Extracts from a graphics dataset
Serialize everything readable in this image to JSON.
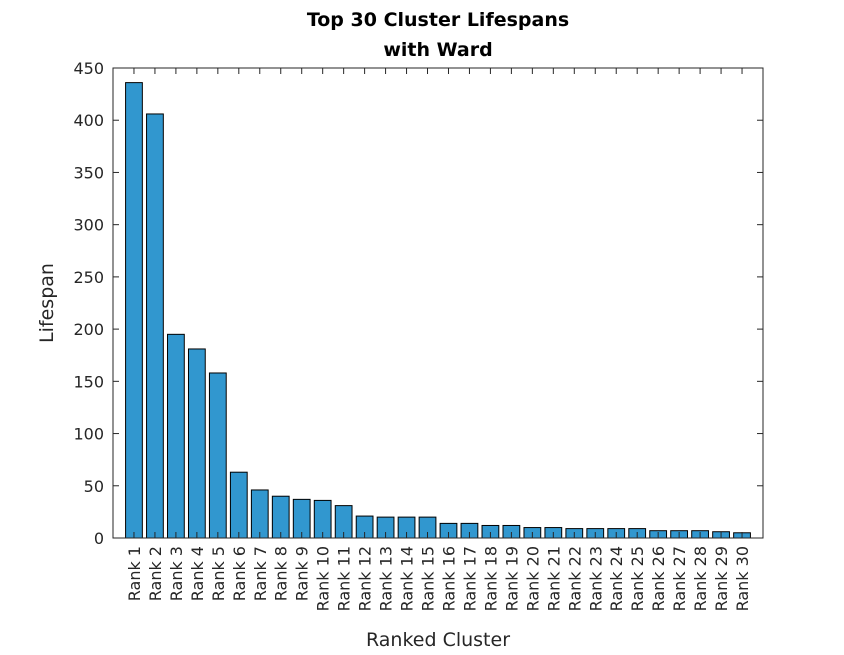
{
  "chart_data": {
    "type": "bar",
    "title": [
      "Top 30 Cluster Lifespans",
      "with Ward"
    ],
    "xlabel": "Ranked Cluster",
    "ylabel": "Lifespan",
    "ylim": [
      0,
      450
    ],
    "yticks": [
      0,
      50,
      100,
      150,
      200,
      250,
      300,
      350,
      400,
      450
    ],
    "categories": [
      "Rank 1",
      "Rank 2",
      "Rank 3",
      "Rank 4",
      "Rank 5",
      "Rank 6",
      "Rank 7",
      "Rank 8",
      "Rank 9",
      "Rank 10",
      "Rank 11",
      "Rank 12",
      "Rank 13",
      "Rank 14",
      "Rank 15",
      "Rank 16",
      "Rank 17",
      "Rank 18",
      "Rank 19",
      "Rank 20",
      "Rank 21",
      "Rank 22",
      "Rank 23",
      "Rank 24",
      "Rank 25",
      "Rank 26",
      "Rank 27",
      "Rank 28",
      "Rank 29",
      "Rank 30"
    ],
    "values": [
      436,
      406,
      195,
      181,
      158,
      63,
      46,
      40,
      37,
      36,
      31,
      21,
      20,
      20,
      20,
      14,
      14,
      12,
      12,
      10,
      10,
      9,
      9,
      9,
      9,
      7,
      7,
      7,
      6,
      5
    ],
    "bar_color": "#3197cf",
    "grid": false
  }
}
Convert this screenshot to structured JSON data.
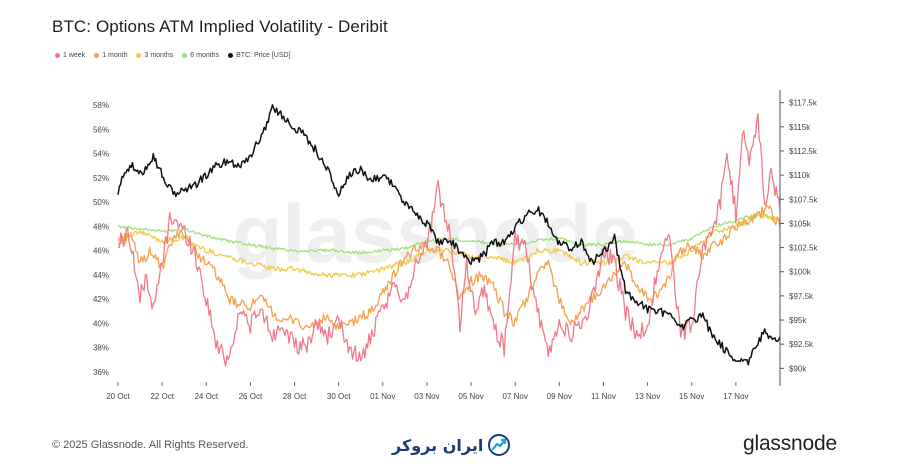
{
  "chart_data": {
    "type": "line",
    "title": "BTC: Options ATM Implied Volatility - Deribit",
    "watermark": "glassnode",
    "x_ticks": [
      "20 Oct",
      "22 Oct",
      "24 Oct",
      "26 Oct",
      "28 Oct",
      "30 Oct",
      "01 Nov",
      "03 Nov",
      "05 Nov",
      "07 Nov",
      "09 Nov",
      "11 Nov",
      "13 Nov",
      "15 Nov",
      "17 Nov"
    ],
    "x_range_days": [
      0,
      30
    ],
    "y_left": {
      "ticks": [
        "36%",
        "38%",
        "40%",
        "42%",
        "44%",
        "46%",
        "48%",
        "50%",
        "52%",
        "54%",
        "56%",
        "58%"
      ],
      "range": [
        35.5,
        59
      ]
    },
    "y_right": {
      "ticks": [
        "$90k",
        "$92.5k",
        "$95k",
        "$97.5k",
        "$100k",
        "$102.5k",
        "$105k",
        "$107.5k",
        "$110k",
        "$112.5k",
        "$115k",
        "$117.5k"
      ],
      "range": [
        89,
        118.5
      ]
    },
    "series": [
      {
        "name": "1 week",
        "color": "#f07a8a",
        "axis": "left",
        "x": [
          0,
          0.5,
          1,
          1.3,
          1.6,
          2,
          2.4,
          2.8,
          3.2,
          3.6,
          4,
          4.5,
          5,
          5.5,
          6,
          6.5,
          7,
          7.5,
          8,
          8.5,
          9,
          9.5,
          10,
          10.5,
          11,
          11.5,
          12,
          12.5,
          13,
          13.5,
          14,
          14.5,
          15,
          15.5,
          15.8,
          16.2,
          16.6,
          17,
          17.5,
          18,
          18.5,
          19,
          19.5,
          20,
          20.5,
          21,
          21.5,
          22,
          22.5,
          23,
          23.5,
          24,
          24.5,
          25,
          25.5,
          26,
          26.5,
          27,
          27.3,
          27.6,
          28,
          28.3,
          28.6,
          29,
          29.3,
          29.6,
          30
        ],
        "values": [
          46.5,
          47.5,
          42,
          44,
          41,
          45,
          49,
          48,
          47,
          45,
          42,
          38,
          37,
          41,
          40,
          41,
          39,
          40,
          38,
          38,
          40,
          39,
          40,
          38,
          37,
          39,
          41,
          43,
          42,
          45,
          46.5,
          51,
          48,
          40,
          45,
          41,
          43,
          40,
          38,
          47,
          46,
          41,
          37.5,
          40,
          39,
          40,
          42,
          46,
          45,
          41,
          39,
          40,
          45,
          47,
          39,
          40,
          46,
          48,
          50,
          54,
          49,
          56,
          53,
          57,
          50,
          52,
          50
        ]
      },
      {
        "name": "1 month",
        "color": "#f5a04a",
        "axis": "left",
        "x": [
          0,
          0.5,
          1,
          1.5,
          2,
          2.5,
          3,
          3.5,
          4,
          4.5,
          5,
          5.5,
          6,
          6.5,
          7,
          7.5,
          8,
          8.5,
          9,
          9.5,
          10,
          10.5,
          11,
          11.5,
          12,
          12.5,
          13,
          13.5,
          14,
          14.5,
          15,
          15.5,
          16,
          16.5,
          17,
          17.5,
          18,
          18.5,
          19,
          19.5,
          20,
          20.5,
          21,
          21.5,
          22,
          22.5,
          23,
          23.5,
          24,
          24.5,
          25,
          25.5,
          26,
          26.5,
          27,
          27.5,
          28,
          28.5,
          29,
          29.5,
          30
        ],
        "values": [
          46.5,
          47.5,
          45,
          46,
          44.5,
          47,
          47.5,
          46,
          45,
          44,
          42,
          41.5,
          41.5,
          42,
          41,
          40,
          40.5,
          39.5,
          40,
          40.5,
          39.5,
          40,
          40.5,
          41,
          42.5,
          44,
          45.5,
          46,
          46.5,
          46,
          45,
          42,
          43.5,
          44,
          43,
          41,
          40,
          42,
          44,
          45,
          42,
          40,
          41,
          42,
          43,
          44,
          45,
          43,
          42,
          42.5,
          44,
          46,
          46.5,
          45.5,
          46.5,
          47,
          48,
          48.5,
          49,
          49.5,
          48
        ]
      },
      {
        "name": "3 months",
        "color": "#f2c94c",
        "axis": "left",
        "x": [
          0,
          1,
          2,
          3,
          4,
          5,
          6,
          7,
          8,
          9,
          10,
          11,
          12,
          13,
          14,
          15,
          16,
          17,
          18,
          19,
          20,
          21,
          22,
          23,
          24,
          25,
          26,
          27,
          28,
          29,
          30
        ],
        "values": [
          47,
          47.5,
          46.8,
          47,
          46,
          45.5,
          45,
          44.5,
          44.5,
          44,
          44,
          44,
          44.5,
          45,
          46,
          46,
          45.5,
          45.5,
          45,
          46,
          46,
          45,
          45,
          45.5,
          45,
          45,
          46,
          47.5,
          48,
          49,
          48.5
        ]
      },
      {
        "name": "6 months",
        "color": "#a0e07a",
        "axis": "left",
        "x": [
          0,
          1,
          2,
          3,
          4,
          5,
          6,
          7,
          8,
          9,
          10,
          11,
          12,
          13,
          14,
          15,
          16,
          17,
          18,
          19,
          20,
          21,
          22,
          23,
          24,
          25,
          26,
          27,
          28,
          29,
          30
        ],
        "values": [
          48,
          47.8,
          47.6,
          47.8,
          47.2,
          46.8,
          46.5,
          46.2,
          46,
          46,
          46,
          45.8,
          46,
          46.2,
          46.8,
          47,
          46.8,
          46.6,
          46.5,
          46.8,
          47,
          46.5,
          46.5,
          46.8,
          46.5,
          46.5,
          47,
          48,
          48.5,
          49,
          48.5
        ]
      },
      {
        "name": "BTC: Price [USD]",
        "color": "#111111",
        "axis": "right",
        "x": [
          0,
          0.3,
          0.6,
          1,
          1.3,
          1.6,
          2,
          2.5,
          3,
          3.5,
          4,
          4.5,
          5,
          5.5,
          6,
          6.5,
          7,
          7.5,
          8,
          8.5,
          9,
          9.5,
          10,
          10.5,
          11,
          11.5,
          12,
          12.5,
          13,
          13.5,
          14,
          14.5,
          15,
          15.5,
          16,
          16.5,
          17,
          17.5,
          18,
          18.5,
          19,
          19.5,
          20,
          20.5,
          21,
          21.5,
          22,
          22.5,
          23,
          23.5,
          24,
          24.5,
          25,
          25.5,
          26,
          26.5,
          27,
          27.5,
          28,
          28.5,
          29,
          29.3,
          29.6,
          30
        ],
        "values": [
          108,
          110.5,
          111,
          110,
          111,
          112,
          110,
          108,
          108.5,
          109,
          110,
          111,
          111.5,
          111,
          112,
          114,
          117,
          116,
          115,
          114,
          112.5,
          110.5,
          108,
          110,
          110.5,
          109.5,
          110,
          109,
          107,
          106,
          105,
          103,
          103.5,
          102,
          101,
          101.5,
          103,
          103,
          104.5,
          106,
          106.5,
          105,
          103,
          102.5,
          103,
          101,
          102,
          103.5,
          98,
          97,
          96,
          96,
          95.5,
          94,
          95,
          95.5,
          93,
          92,
          91,
          90.5,
          92.5,
          94,
          93,
          93
        ]
      }
    ]
  },
  "legend": [
    {
      "label": "1 week",
      "color": "#f07a8a"
    },
    {
      "label": "1 month",
      "color": "#f5a04a"
    },
    {
      "label": "3 months",
      "color": "#f2c94c"
    },
    {
      "label": "6 months",
      "color": "#a0e07a"
    },
    {
      "label": "BTC: Price [USD]",
      "color": "#111111"
    }
  ],
  "footer": {
    "copyright": "© 2025 Glassnode. All Rights Reserved.",
    "brand": "ایران بروکر",
    "logo": "glassnode"
  }
}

- _WHAT YOU NEED TO DO_: Pick out every line above that holds the word "JSON" and copy it.

- _RESULT OF THIS EXERCISE_:
Serialize everything readable in this image to JSON.
Convert this screenshot to structured JSON data.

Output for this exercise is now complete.